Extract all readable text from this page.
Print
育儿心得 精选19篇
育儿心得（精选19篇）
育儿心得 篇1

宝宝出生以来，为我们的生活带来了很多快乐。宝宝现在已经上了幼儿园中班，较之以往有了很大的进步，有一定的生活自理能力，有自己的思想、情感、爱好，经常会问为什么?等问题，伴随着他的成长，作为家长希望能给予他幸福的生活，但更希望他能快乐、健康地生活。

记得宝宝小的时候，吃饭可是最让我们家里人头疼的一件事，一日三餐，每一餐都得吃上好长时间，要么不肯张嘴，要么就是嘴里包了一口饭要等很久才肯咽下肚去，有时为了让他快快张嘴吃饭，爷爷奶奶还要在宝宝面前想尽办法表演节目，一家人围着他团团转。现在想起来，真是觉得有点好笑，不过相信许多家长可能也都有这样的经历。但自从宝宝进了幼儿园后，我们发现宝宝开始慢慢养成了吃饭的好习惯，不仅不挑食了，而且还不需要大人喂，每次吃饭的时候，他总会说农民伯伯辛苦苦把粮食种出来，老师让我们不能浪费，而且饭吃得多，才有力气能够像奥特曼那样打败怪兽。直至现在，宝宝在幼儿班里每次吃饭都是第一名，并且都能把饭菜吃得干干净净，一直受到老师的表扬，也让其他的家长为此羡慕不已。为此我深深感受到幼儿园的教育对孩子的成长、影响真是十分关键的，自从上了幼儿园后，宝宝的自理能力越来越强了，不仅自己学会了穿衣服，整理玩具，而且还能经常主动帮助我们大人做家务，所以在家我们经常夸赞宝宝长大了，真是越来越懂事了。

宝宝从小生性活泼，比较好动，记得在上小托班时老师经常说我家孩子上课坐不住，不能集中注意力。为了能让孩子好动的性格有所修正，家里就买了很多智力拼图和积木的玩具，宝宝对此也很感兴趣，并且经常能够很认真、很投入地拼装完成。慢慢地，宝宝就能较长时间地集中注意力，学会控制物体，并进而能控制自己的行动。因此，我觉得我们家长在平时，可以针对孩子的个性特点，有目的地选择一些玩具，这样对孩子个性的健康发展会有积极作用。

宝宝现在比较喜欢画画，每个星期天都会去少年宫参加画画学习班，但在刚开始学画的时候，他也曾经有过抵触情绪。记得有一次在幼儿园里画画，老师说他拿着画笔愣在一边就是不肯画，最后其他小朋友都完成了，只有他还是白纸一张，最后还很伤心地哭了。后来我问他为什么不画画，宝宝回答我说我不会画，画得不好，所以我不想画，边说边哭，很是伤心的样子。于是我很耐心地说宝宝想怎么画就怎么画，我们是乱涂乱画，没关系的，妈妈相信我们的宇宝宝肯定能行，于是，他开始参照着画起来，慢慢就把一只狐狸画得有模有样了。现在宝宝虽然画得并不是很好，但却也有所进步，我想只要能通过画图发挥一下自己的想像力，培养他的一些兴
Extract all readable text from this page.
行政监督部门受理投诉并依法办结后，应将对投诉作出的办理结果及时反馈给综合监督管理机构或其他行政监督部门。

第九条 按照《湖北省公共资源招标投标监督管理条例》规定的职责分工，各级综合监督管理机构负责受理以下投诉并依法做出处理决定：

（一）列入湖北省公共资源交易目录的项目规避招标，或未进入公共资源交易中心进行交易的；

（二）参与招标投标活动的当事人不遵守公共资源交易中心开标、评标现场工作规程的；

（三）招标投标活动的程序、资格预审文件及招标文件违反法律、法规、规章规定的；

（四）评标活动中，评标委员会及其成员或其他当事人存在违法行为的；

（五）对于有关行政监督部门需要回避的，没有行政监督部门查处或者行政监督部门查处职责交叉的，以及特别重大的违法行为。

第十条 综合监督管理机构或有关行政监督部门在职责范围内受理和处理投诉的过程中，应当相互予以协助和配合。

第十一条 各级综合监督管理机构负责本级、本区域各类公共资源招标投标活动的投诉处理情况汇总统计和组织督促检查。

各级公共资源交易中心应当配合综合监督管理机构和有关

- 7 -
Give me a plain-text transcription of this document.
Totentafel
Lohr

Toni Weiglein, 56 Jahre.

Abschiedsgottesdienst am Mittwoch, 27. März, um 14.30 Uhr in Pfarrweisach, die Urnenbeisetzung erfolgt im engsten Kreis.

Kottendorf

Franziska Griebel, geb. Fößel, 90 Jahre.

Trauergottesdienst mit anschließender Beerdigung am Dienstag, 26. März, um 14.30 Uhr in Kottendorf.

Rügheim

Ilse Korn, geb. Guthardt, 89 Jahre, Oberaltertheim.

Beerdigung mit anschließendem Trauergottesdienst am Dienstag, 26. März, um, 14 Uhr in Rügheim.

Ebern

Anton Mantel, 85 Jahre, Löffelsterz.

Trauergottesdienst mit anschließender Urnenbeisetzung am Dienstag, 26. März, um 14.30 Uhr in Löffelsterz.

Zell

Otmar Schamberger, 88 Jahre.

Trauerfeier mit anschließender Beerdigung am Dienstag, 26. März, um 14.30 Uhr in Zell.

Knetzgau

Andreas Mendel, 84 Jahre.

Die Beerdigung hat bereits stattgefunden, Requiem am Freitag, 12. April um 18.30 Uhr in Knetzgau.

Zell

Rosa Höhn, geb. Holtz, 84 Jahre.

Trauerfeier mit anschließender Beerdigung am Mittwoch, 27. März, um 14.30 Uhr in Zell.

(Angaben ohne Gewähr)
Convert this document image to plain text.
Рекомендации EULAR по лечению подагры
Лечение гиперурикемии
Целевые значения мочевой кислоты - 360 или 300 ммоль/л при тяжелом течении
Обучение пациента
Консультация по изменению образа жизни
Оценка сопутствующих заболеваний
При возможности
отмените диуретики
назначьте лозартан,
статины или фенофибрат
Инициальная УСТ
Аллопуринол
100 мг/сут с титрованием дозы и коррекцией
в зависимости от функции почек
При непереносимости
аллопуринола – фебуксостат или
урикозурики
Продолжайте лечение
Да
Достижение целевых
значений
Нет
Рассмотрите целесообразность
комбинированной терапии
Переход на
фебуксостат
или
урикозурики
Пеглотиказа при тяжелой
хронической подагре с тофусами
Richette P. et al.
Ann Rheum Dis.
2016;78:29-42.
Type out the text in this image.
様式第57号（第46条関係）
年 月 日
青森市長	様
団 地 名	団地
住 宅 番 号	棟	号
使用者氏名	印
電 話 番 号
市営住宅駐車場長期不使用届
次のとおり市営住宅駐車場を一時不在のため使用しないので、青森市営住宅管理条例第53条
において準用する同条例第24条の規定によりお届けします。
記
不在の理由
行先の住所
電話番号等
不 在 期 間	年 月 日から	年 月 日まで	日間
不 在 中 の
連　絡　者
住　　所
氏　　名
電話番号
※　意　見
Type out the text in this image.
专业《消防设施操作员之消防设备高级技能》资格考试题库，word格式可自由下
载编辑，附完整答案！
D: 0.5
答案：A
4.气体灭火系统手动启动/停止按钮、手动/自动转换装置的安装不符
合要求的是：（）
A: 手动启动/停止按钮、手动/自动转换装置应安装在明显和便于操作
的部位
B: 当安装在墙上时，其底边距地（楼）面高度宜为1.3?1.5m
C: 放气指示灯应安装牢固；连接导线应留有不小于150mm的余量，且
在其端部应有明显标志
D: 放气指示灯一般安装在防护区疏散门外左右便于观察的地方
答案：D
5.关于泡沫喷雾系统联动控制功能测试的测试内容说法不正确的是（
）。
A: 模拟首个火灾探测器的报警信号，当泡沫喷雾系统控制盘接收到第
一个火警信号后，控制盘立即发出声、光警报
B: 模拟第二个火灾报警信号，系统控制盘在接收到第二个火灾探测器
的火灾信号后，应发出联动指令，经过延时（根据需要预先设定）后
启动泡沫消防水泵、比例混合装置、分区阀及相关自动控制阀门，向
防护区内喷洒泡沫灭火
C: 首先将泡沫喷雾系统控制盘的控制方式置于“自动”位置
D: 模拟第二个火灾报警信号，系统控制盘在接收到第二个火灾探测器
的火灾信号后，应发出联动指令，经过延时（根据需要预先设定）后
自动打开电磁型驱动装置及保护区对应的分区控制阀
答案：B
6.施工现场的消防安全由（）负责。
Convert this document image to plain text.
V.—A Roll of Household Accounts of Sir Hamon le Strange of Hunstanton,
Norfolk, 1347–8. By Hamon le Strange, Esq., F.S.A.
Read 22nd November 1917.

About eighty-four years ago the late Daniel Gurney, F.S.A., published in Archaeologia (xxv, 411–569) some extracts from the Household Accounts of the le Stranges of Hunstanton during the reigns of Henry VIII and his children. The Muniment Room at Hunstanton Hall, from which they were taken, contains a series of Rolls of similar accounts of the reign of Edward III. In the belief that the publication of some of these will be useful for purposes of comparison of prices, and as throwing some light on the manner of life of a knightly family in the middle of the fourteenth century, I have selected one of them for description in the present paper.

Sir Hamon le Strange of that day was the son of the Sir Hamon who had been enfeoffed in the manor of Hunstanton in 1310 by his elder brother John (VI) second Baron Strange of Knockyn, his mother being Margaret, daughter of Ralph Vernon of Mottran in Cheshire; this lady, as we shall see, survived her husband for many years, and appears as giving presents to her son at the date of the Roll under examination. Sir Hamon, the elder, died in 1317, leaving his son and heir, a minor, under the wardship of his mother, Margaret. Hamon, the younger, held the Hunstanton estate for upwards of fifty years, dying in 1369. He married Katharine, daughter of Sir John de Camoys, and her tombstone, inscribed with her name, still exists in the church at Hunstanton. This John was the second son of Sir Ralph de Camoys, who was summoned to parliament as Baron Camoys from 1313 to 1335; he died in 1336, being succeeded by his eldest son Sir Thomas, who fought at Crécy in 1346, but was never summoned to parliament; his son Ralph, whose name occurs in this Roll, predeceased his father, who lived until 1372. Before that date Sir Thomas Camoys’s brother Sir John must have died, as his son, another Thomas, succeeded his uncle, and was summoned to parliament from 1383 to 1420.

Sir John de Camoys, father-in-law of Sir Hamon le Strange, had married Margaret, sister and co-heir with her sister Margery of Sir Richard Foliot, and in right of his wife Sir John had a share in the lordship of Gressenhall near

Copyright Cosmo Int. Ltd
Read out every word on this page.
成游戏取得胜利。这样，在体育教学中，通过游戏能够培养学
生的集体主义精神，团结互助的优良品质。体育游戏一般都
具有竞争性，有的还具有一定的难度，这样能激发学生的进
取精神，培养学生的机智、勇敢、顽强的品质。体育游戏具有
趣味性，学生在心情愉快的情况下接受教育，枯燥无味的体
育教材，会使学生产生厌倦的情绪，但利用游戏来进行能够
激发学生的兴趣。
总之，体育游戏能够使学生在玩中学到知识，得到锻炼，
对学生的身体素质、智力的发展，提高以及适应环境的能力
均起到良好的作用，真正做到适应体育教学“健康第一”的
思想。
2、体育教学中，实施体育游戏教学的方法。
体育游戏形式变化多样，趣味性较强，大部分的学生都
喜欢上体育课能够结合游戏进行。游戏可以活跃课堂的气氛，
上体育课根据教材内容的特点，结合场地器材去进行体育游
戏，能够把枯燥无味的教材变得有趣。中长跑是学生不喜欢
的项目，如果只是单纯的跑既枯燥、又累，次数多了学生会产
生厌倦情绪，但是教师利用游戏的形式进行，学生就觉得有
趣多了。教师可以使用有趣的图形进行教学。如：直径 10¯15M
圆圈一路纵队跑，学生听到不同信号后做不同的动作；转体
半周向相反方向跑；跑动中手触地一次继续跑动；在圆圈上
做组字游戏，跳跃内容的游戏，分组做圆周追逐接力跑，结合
- - - -
Required task: Begin with the line that contains "Read out every word on this page." and end with the last line of the records; set down every line in that span exactly, and nothing else.

Full output:
Read out every word on this page.
成游戏取得胜利。这样，在体育教学中，通过游戏能够培养学
生的集体主义精神，团结互助的优良品质。体育游戏一般都
具有竞争性，有的还具有一定的难度，这样能激发学生的进
取精神，培养学生的机智、勇敢、顽强的品质。体育游戏具有
趣味性，学生在心情愉快的情况下接受教育，枯燥无味的体
育教材，会使学生产生厌倦的情绪，但利用游戏来进行能够
激发学生的兴趣。
总之，体育游戏能够使学生在玩中学到知识，得到锻炼，
对学生的身体素质、智力的发展，提高以及适应环境的能力
均起到良好的作用，真正做到适应体育教学“健康第一”的
思想。
2、体育教学中，实施体育游戏教学的方法。
体育游戏形式变化多样，趣味性较强，大部分的学生都
喜欢上体育课能够结合游戏进行。游戏可以活跃课堂的气氛，
上体育课根据教材内容的特点，结合场地器材去进行体育游
戏，能够把枯燥无味的教材变得有趣。中长跑是学生不喜欢
的项目，如果只是单纯的跑既枯燥、又累，次数多了学生会产
生厌倦情绪，但是教师利用游戏的形式进行，学生就觉得有
趣多了。教师可以使用有趣的图形进行教学。如：直径 10¯15M
圆圈一路纵队跑，学生听到不同信号后做不同的动作；转体
半周向相反方向跑；跑动中手触地一次继续跑动；在圆圈上
做组字游戏，跳跃内容的游戏，分组做圆周追逐接力跑，结合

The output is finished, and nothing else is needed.